Stored dataset items:
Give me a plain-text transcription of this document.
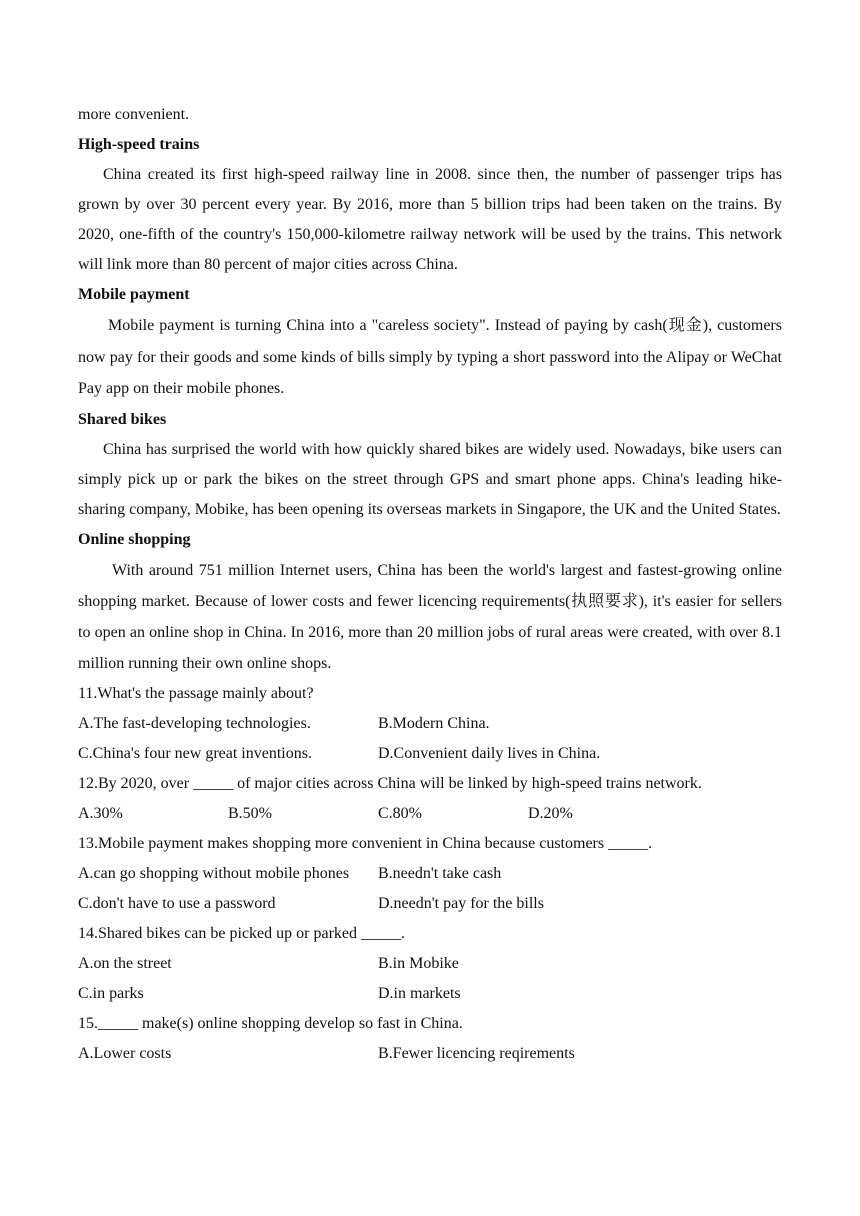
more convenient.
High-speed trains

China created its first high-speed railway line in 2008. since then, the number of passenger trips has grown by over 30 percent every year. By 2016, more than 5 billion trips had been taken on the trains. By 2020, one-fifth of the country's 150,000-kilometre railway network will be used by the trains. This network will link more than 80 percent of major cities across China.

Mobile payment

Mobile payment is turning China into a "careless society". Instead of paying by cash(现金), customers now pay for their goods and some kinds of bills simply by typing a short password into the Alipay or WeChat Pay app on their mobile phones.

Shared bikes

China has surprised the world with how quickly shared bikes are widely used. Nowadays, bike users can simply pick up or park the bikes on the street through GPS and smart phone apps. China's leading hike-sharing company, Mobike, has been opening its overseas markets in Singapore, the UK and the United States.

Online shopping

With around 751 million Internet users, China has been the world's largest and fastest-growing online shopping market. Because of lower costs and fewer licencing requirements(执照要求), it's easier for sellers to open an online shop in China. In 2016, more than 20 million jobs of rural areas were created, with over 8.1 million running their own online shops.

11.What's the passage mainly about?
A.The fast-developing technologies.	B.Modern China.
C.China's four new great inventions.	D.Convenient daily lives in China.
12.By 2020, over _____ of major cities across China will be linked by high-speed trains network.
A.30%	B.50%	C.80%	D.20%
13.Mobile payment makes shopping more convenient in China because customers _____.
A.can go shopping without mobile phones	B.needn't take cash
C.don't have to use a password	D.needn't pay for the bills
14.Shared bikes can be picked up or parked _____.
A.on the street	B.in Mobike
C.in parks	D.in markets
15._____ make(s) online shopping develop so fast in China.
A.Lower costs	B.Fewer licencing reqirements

-- What is required --
List every line above that holds the word "users".

-- Answer to this exercise --
China has surprised the world with how quickly shared bikes are widely used. Nowadays, bike users can simply pick up or park the bikes on the street through GPS and smart phone apps. China's leading hike-sharing company, Mobike, has been opening its overseas markets in Singapore, the UK and the United States.
With around 751 million Internet users, China has been the world's largest and fastest-growing online shopping market. Because of lower costs and fewer licencing requirements(执照要求), it's easier for sellers to open an online shop in China. In 2016, more than 20 million jobs of rural areas were created, with over 8.1 million running their own online shops.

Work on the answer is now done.